__Work to complete__
Report the number of lines containing "object", with no other words.

__Dataset records__
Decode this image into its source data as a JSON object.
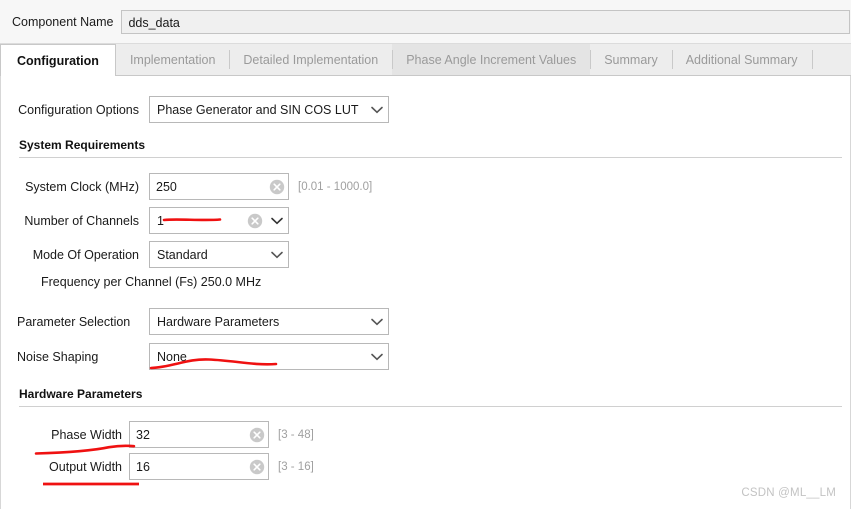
{
  "header": {
    "component_name_label": "Component Name",
    "component_name_value": "dds_data"
  },
  "tabs": [
    {
      "label": "Configuration",
      "active": true
    },
    {
      "label": "Implementation",
      "active": false
    },
    {
      "label": "Detailed Implementation",
      "active": false
    },
    {
      "label": "Phase Angle Increment Values",
      "active": false
    },
    {
      "label": "Summary",
      "active": false
    },
    {
      "label": "Additional Summary",
      "active": false
    }
  ],
  "config": {
    "options_label": "Configuration Options",
    "options_value": "Phase Generator and SIN COS LUT"
  },
  "system_requirements": {
    "title": "System Requirements",
    "system_clock_label": "System Clock (MHz)",
    "system_clock_value": "250",
    "system_clock_hint": "[0.01 - 1000.0]",
    "channels_label": "Number of Channels",
    "channels_value": "1",
    "mode_label": "Mode Of Operation",
    "mode_value": "Standard",
    "frequency_text": "Frequency per Channel (Fs) 250.0 MHz"
  },
  "parameters": {
    "selection_label": "Parameter Selection",
    "selection_value": "Hardware Parameters",
    "noise_label": "Noise Shaping",
    "noise_value": "None"
  },
  "hardware_parameters": {
    "title": "Hardware Parameters",
    "phase_width_label": "Phase Width",
    "phase_width_value": "32",
    "phase_width_hint": "[3 - 48]",
    "output_width_label": "Output Width",
    "output_width_value": "16",
    "output_width_hint": "[3 - 16]"
  },
  "annotation_color": "#ef1111",
  "watermark": "CSDN @ML__LM"
}
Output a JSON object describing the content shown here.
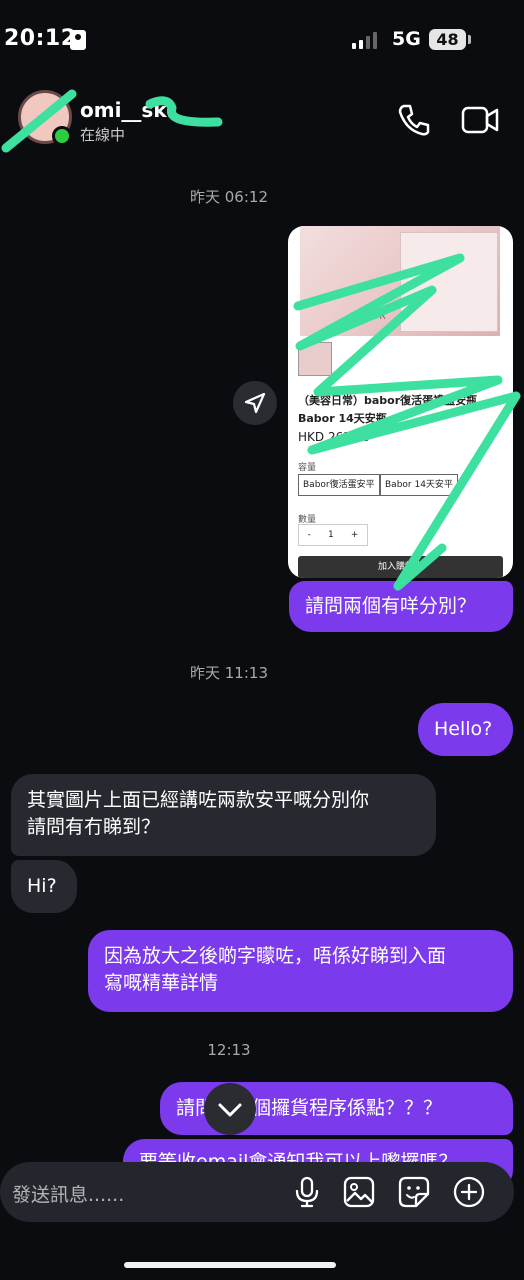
{
  "status_bar": {
    "time": "20:12",
    "network": "5G",
    "battery": "48"
  },
  "header": {
    "name": "omi__ski",
    "status": "在線中"
  },
  "timestamps": [
    "昨天 06:12",
    "昨天 11:13",
    "12:13"
  ],
  "product_card": {
    "title": "（美容日常）babor復活蛋禮盒安瓶 Babor 14天安瓶",
    "price": "HKD 265.00",
    "option_label": "容量",
    "options": [
      "Babor復活蛋安平",
      "Babor 14天安平"
    ],
    "qty_label": "數量",
    "qty": "1",
    "qty_minus": "-",
    "qty_plus": "+",
    "cart_label": "加入購物車",
    "brand": "BABOR"
  },
  "messages": {
    "m1": "請問兩個有咩分別？",
    "m2": "Hello?",
    "m3_line1": "其實圖片上面已經講咗兩款安平嘅分別你",
    "m3_line2": "請問有冇睇到？",
    "m4": "Hi?",
    "m5_line1": "因為放大之後啲字矇咗，唔係好睇到入面",
    "m5_line2": "寫嘅精華詳情",
    "m6": "請問下單個攞貨程序係點？？？",
    "m7": "要等收email會通知我可以上嚟攞嗎？"
  },
  "composer": {
    "placeholder": "發送訊息......"
  },
  "icons": [
    "id-card-icon",
    "signal-icon",
    "phone-icon",
    "video-icon",
    "send-icon",
    "chevron-down-icon",
    "mic-icon",
    "image-icon",
    "sticker-icon",
    "plus-icon"
  ],
  "colors": {
    "background": "#0b0c10",
    "outgoing": "#7c3aed",
    "incoming": "#262a30",
    "scribble": "#3ee0a0"
  }
}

__Solution to this problem__
2